[Stored data]
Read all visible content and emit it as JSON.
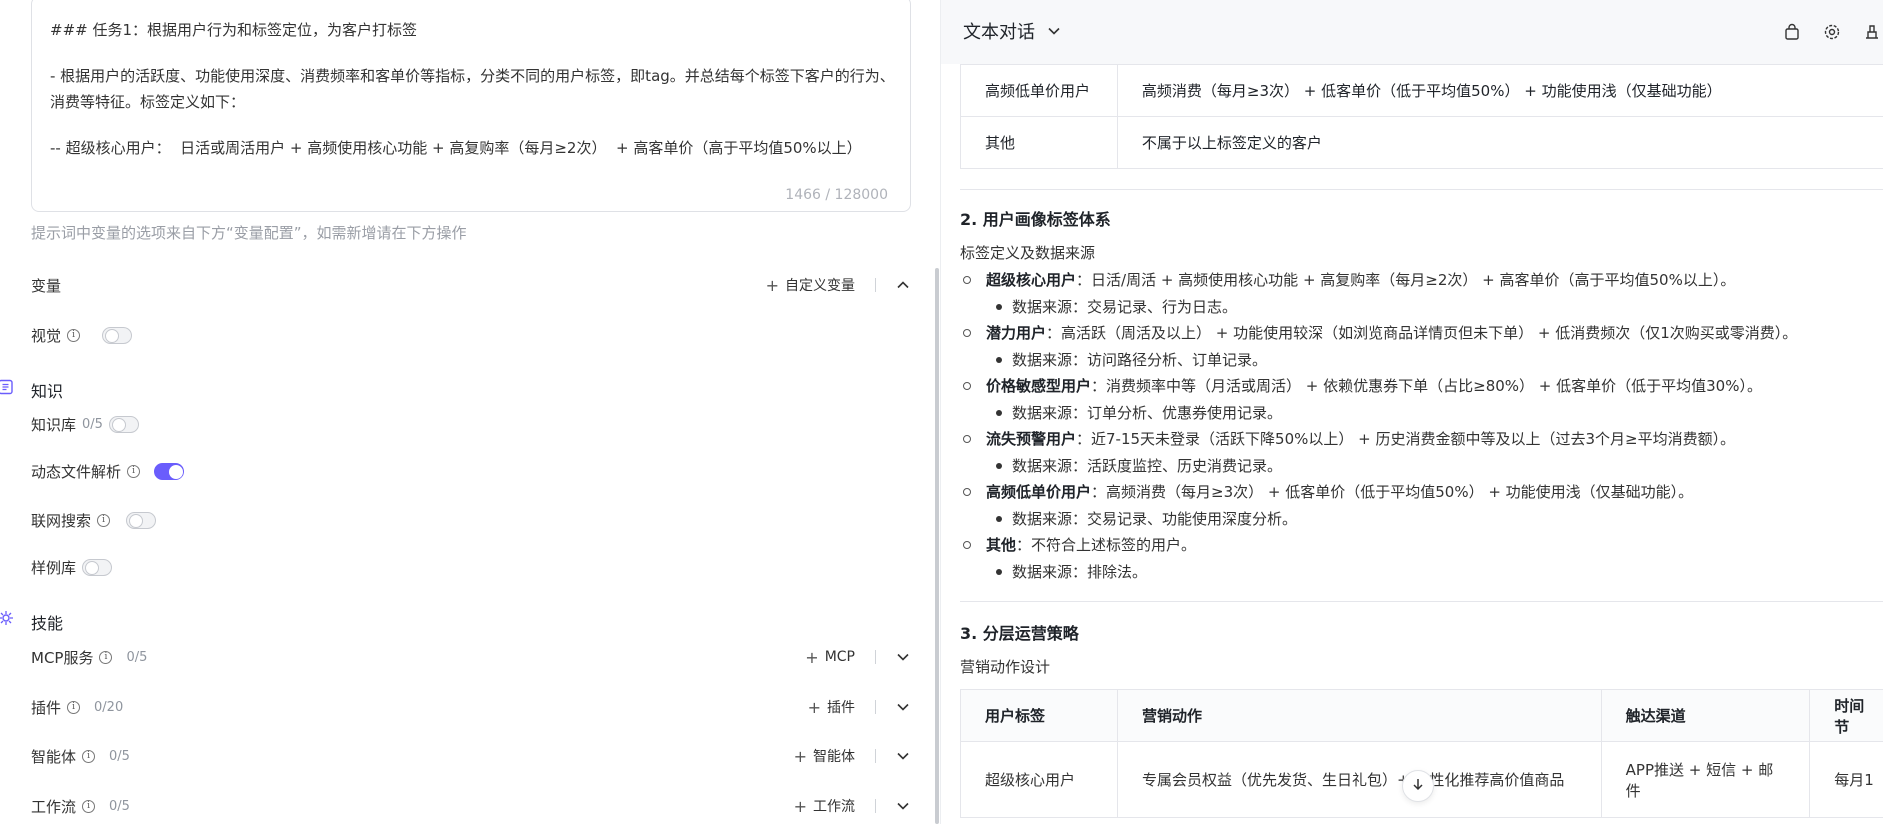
{
  "prompt": {
    "lines": [
      "### 任务1：根据用户行为和标签定位，为客户打标签",
      "- 根据用户的活跃度、功能使用深度、消费频率和客单价等指标，分类不同的用户标签，即tag。并总结每个标签下客户的行为、消费等特征。标签定义如下：",
      "-- 超级核心用户：  日活或周活用户 + 高频使用核心功能 + 高复购率（每月≥2次）  + 高客单价（高于平均值50%以上）"
    ],
    "char_count": "1466 / 128000",
    "hint": "提示词中变量的选项来自下方“变量配置”，如需新增请在下方操作"
  },
  "variables": {
    "label": "变量",
    "add_label": "自定义变量",
    "vision_label": "视觉"
  },
  "knowledge": {
    "title": "知识",
    "kb_label": "知识库",
    "kb_count": "0/5",
    "dynamic_label": "动态文件解析",
    "web_label": "联网搜索",
    "examples_label": "样例库"
  },
  "skills": {
    "title": "技能",
    "items": [
      {
        "label": "MCP服务",
        "count": "0/5",
        "add": "MCP"
      },
      {
        "label": "插件",
        "count": "0/20",
        "add": "插件"
      },
      {
        "label": "智能体",
        "count": "0/5",
        "add": "智能体"
      },
      {
        "label": "工作流",
        "count": "0/5",
        "add": "工作流"
      }
    ]
  },
  "topbar": {
    "title": "文本对话"
  },
  "table1": {
    "rows": [
      {
        "tag": "高频低单价用户",
        "def": "高频消费（每月≥3次）  + 低客单价（低于平均值50%）  + 功能使用浅（仅基础功能）"
      },
      {
        "tag": "其他",
        "def": "不属于以上标签定义的客户"
      }
    ]
  },
  "section2": {
    "title": "2. 用户画像标签体系",
    "subtitle": "标签定义及数据来源",
    "items": [
      {
        "name": "超级核心用户",
        "desc": "：日活/周活 + 高频使用核心功能 + 高复购率（每月≥2次）  + 高客单价（高于平均值50%以上）。",
        "source": "数据来源：交易记录、行为日志。"
      },
      {
        "name": "潜力用户",
        "desc": "：高活跃（周活及以上）  + 功能使用较深（如浏览商品详情页但未下单）  + 低消费频次（仅1次购买或零消费）。",
        "source": "数据来源：访问路径分析、订单记录。"
      },
      {
        "name": "价格敏感型用户",
        "desc": "：消费频率中等（月活或周活）  + 依赖优惠券下单（占比≥80%）  + 低客单价（低于平均值30%）。",
        "source": "数据来源：订单分析、优惠券使用记录。"
      },
      {
        "name": "流失预警用户",
        "desc": "：近7-15天未登录（活跃下降50%以上）  + 历史消费金额中等及以上（过去3个月≥平均消费额）。",
        "source": "数据来源：活跃度监控、历史消费记录。"
      },
      {
        "name": "高频低单价用户",
        "desc": "：高频消费（每月≥3次）  + 低客单价（低于平均值50%）  + 功能使用浅（仅基础功能）。",
        "source": "数据来源：交易记录、功能使用深度分析。"
      },
      {
        "name": "其他",
        "desc": "：不符合上述标签的用户。",
        "source": "数据来源：排除法。"
      }
    ]
  },
  "section3": {
    "title": "3. 分层运营策略",
    "subtitle": "营销动作设计",
    "headers": [
      "用户标签",
      "营销动作",
      "触达渠道",
      "时间节"
    ],
    "row": [
      "超级核心用户",
      "专属会员权益（优先发货、生日礼包）+ 个性化推荐高价值商品",
      "APP推送 + 短信 + 邮件",
      "每月1"
    ]
  },
  "colors": {
    "accent": "#6a5dfc",
    "border": "#e5e6eb"
  }
}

DIRECTIVE: Return all of the data exactly as written, and drop the pictures.

EXERCISE RESULT:
Read all visible content and emit it as JSON.
{
  "prompt": {
    "lines": [
      "### 任务1：根据用户行为和标签定位，为客户打标签",
      "- 根据用户的活跃度、功能使用深度、消费频率和客单价等指标，分类不同的用户标签，即tag。并总结每个标签下客户的行为、消费等特征。标签定义如下：",
      "-- 超级核心用户：  日活或周活用户 + 高频使用核心功能 + 高复购率（每月≥2次）  + 高客单价（高于平均值50%以上）"
    ],
    "char_count": "1466 / 128000",
    "hint": "提示词中变量的选项来自下方“变量配置”，如需新增请在下方操作"
  },
  "variables": {
    "label": "变量",
    "add_label": "自定义变量",
    "vision_label": "视觉"
  },
  "knowledge": {
    "title": "知识",
    "kb_label": "知识库",
    "kb_count": "0/5",
    "dynamic_label": "动态文件解析",
    "web_label": "联网搜索",
    "examples_label": "样例库"
  },
  "skills": {
    "title": "技能",
    "items": [
      {
        "label": "MCP服务",
        "count": "0/5",
        "add": "MCP"
      },
      {
        "label": "插件",
        "count": "0/20",
        "add": "插件"
      },
      {
        "label": "智能体",
        "count": "0/5",
        "add": "智能体"
      },
      {
        "label": "工作流",
        "count": "0/5",
        "add": "工作流"
      }
    ]
  },
  "topbar": {
    "title": "文本对话"
  },
  "table1": {
    "rows": [
      {
        "tag": "高频低单价用户",
        "def": "高频消费（每月≥3次）  + 低客单价（低于平均值50%）  + 功能使用浅（仅基础功能）"
      },
      {
        "tag": "其他",
        "def": "不属于以上标签定义的客户"
      }
    ]
  },
  "section2": {
    "title": "2. 用户画像标签体系",
    "subtitle": "标签定义及数据来源",
    "items": [
      {
        "name": "超级核心用户",
        "desc": "：日活/周活 + 高频使用核心功能 + 高复购率（每月≥2次）  + 高客单价（高于平均值50%以上）。",
        "source": "数据来源：交易记录、行为日志。"
      },
      {
        "name": "潜力用户",
        "desc": "：高活跃（周活及以上）  + 功能使用较深（如浏览商品详情页但未下单）  + 低消费频次（仅1次购买或零消费）。",
        "source": "数据来源：访问路径分析、订单记录。"
      },
      {
        "name": "价格敏感型用户",
        "desc": "：消费频率中等（月活或周活）  + 依赖优惠券下单（占比≥80%）  + 低客单价（低于平均值30%）。",
        "source": "数据来源：订单分析、优惠券使用记录。"
      },
      {
        "name": "流失预警用户",
        "desc": "：近7-15天未登录（活跃下降50%以上）  + 历史消费金额中等及以上（过去3个月≥平均消费额）。",
        "source": "数据来源：活跃度监控、历史消费记录。"
      },
      {
        "name": "高频低单价用户",
        "desc": "：高频消费（每月≥3次）  + 低客单价（低于平均值50%）  + 功能使用浅（仅基础功能）。",
        "source": "数据来源：交易记录、功能使用深度分析。"
      },
      {
        "name": "其他",
        "desc": "：不符合上述标签的用户。",
        "source": "数据来源：排除法。"
      }
    ]
  },
  "section3": {
    "title": "3. 分层运营策略",
    "subtitle": "营销动作设计",
    "headers": [
      "用户标签",
      "营销动作",
      "触达渠道",
      "时间节"
    ],
    "row": [
      "超级核心用户",
      "专属会员权益（优先发货、生日礼包）+ 个性化推荐高价值商品",
      "APP推送 + 短信 + 邮件",
      "每月1"
    ]
  },
  "colors": {
    "accent": "#6a5dfc",
    "border": "#e5e6eb"
  }
}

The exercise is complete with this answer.